▶ [Excerpted passage]:
+++++
Let $M$ be a compact and connected smooth manifold with a symplectic form $\omega$.
$Ham(M, \omega)$ denotes the space of hamiltonian symplectomorphisms of $(M,\omega)$.
I have the following statement in my lecture notes:
Using Darboux’s theorem one can show that the action of $Ham(M, \omega)$ on M is transitive, that is: for any pair of points $p, q \in M$, there exists $\Phi \in Ham(M, \omega)$ such that $\Phi(p) = q$. The idea is that Darboux's theorem to go from local to global, i.e. to show that points that are close to each other in the symplectic manifold can be mapped to each other via a Hamiltonian diffeomorphism.
+++++
▶ [Given entries]:
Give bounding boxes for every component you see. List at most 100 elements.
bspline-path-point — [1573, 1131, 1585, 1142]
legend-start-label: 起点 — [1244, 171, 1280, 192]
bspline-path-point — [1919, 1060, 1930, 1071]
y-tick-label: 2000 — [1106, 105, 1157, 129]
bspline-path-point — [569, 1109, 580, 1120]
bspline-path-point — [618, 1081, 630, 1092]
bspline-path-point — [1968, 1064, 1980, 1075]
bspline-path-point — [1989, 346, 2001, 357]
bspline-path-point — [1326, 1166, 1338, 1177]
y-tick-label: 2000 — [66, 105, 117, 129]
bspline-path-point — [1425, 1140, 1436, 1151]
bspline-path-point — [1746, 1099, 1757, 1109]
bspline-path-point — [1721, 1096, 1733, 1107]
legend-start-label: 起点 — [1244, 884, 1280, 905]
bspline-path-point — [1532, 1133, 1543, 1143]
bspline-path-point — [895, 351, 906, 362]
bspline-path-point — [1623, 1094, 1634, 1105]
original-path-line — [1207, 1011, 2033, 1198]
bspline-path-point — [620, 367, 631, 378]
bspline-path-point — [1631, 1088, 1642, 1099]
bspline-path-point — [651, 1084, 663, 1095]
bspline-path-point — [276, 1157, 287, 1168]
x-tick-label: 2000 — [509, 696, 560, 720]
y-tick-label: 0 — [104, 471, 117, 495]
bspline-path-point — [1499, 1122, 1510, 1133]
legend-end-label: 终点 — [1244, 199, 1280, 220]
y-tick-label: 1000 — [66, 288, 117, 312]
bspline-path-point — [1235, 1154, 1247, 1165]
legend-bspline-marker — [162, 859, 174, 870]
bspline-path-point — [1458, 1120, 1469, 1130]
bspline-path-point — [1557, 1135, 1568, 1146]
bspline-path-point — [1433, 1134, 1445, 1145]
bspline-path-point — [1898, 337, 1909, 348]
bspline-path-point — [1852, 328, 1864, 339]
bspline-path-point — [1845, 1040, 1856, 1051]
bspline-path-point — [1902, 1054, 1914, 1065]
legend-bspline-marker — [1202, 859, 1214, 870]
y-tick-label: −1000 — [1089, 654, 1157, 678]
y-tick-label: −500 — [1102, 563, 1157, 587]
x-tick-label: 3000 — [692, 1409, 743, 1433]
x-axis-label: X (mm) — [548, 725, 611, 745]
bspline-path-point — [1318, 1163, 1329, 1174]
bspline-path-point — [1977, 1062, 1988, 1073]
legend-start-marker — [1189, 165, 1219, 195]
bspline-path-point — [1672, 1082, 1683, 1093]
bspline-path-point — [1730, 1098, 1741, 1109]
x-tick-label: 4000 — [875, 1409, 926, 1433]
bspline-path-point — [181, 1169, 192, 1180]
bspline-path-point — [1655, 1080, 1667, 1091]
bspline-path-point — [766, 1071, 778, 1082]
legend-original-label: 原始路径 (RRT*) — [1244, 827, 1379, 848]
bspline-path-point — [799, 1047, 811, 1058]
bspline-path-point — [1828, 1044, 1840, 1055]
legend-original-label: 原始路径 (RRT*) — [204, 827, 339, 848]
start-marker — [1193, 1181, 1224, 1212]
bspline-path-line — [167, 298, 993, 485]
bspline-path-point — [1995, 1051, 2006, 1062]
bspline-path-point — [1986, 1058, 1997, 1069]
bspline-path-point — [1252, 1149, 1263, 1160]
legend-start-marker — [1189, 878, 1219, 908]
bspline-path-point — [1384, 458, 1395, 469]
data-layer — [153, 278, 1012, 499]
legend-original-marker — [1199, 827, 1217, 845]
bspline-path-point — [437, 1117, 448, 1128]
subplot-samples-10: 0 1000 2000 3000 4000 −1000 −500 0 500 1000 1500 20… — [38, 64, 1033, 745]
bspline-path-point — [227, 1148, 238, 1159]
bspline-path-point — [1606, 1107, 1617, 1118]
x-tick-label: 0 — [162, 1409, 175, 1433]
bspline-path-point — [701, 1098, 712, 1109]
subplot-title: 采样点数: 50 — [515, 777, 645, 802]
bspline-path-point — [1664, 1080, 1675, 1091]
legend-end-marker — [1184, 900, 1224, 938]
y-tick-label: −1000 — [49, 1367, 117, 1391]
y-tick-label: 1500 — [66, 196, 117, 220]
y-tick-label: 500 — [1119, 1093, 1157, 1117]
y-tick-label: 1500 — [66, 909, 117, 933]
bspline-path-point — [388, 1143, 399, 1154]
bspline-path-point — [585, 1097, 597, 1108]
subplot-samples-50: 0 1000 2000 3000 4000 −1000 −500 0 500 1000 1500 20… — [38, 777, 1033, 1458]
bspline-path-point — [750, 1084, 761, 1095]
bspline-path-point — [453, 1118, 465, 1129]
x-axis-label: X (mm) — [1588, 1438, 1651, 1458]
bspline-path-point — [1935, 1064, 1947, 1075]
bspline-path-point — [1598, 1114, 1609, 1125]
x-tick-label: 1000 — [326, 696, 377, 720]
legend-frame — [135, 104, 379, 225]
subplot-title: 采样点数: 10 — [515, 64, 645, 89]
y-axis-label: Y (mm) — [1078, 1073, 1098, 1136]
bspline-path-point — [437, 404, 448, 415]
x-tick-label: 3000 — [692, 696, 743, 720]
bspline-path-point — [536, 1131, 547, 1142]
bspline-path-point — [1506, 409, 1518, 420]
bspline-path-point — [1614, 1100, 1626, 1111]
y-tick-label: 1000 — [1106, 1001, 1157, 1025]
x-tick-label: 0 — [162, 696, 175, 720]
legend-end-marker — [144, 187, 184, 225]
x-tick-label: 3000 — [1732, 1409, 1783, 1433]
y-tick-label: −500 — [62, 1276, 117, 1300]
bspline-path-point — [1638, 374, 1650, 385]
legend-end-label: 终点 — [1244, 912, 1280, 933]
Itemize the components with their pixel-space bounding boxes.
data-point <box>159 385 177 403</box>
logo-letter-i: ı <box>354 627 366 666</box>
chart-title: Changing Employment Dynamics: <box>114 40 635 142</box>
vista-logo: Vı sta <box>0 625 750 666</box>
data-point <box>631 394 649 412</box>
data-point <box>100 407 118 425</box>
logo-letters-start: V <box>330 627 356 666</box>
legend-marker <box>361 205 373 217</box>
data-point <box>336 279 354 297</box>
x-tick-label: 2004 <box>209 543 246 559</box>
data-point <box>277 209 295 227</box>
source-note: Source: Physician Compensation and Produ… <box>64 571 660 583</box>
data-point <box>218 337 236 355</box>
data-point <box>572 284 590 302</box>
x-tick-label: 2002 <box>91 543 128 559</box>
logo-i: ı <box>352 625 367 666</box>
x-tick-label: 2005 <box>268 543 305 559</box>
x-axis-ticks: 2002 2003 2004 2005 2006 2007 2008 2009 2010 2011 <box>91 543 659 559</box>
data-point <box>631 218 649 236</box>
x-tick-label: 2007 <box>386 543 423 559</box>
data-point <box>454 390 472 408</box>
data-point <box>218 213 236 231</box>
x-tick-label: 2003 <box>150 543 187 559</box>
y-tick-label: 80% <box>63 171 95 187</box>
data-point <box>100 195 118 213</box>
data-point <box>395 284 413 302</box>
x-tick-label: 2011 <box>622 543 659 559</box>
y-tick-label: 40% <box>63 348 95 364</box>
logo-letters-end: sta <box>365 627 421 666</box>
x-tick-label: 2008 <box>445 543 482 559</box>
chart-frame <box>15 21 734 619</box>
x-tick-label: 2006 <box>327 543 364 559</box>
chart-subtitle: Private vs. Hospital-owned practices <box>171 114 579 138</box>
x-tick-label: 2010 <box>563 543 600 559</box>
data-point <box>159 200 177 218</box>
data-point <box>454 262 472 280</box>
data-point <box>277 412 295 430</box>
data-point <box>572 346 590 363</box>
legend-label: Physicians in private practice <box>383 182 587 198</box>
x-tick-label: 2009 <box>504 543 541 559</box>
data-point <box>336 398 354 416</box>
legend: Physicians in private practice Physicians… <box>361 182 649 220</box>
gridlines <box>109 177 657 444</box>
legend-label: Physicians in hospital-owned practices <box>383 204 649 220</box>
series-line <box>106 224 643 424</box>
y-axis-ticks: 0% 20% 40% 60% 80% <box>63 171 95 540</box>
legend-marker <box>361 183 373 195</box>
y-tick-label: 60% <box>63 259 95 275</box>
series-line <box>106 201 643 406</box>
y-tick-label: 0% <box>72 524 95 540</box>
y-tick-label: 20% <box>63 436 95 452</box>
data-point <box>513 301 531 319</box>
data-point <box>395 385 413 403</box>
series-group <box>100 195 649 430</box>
+++++
▶ [Direction A]: Reproduce word for word the part of the text on Hamiltonian symplectomorphisms from "Let $M$ be a" up to and including "symplectomorphisms of $(M,\omega)$.".
▶ [Direction B]: Resume the text on Hamiltonian symplectomorphisms from the point where it stops.
The items are separate material, unrelated to the text on Hamiltonian symplectomorphisms.

▶ [Exercise result A]:
Let $M$ be a compact and connected smooth manifold with a symplectic form $\omega$.
$Ham(M, \omega)$ denotes the space of hamiltonian symplectomorphisms of $(M,\omega)$.

▶ [Exercise result B]:
...which I unsuccesfully tried to prove. How is it done?
I know that a symplectomorphism of $(M, \omega)$ is a diffeomorphism $\Phi : M \to M$ such that $\Phi ^∗\omega = \omega$. $\Phi$ is Hamiltonian if there exists a Hamiltonian isotopy $\phi_t$ such that $\Phi=\phi_1$.
And that $ Ham(M, \omega)$ is a normal subgroup of $Symp(M, \omega)$ (the space of symplectomorphisms ), if that is useful.
I am not sure what "points close to each other" means here and how to use to arrive to the thesis
Following the suggestion:
Let p, q be in M then By Darboux theorem there are open charts $(U_p,\phi)$ and $(Uq,\psi)$ with $\phi$ and $\psi$ symplectomorphisms from $\Bbb R^{2n}$
But what do I do with this?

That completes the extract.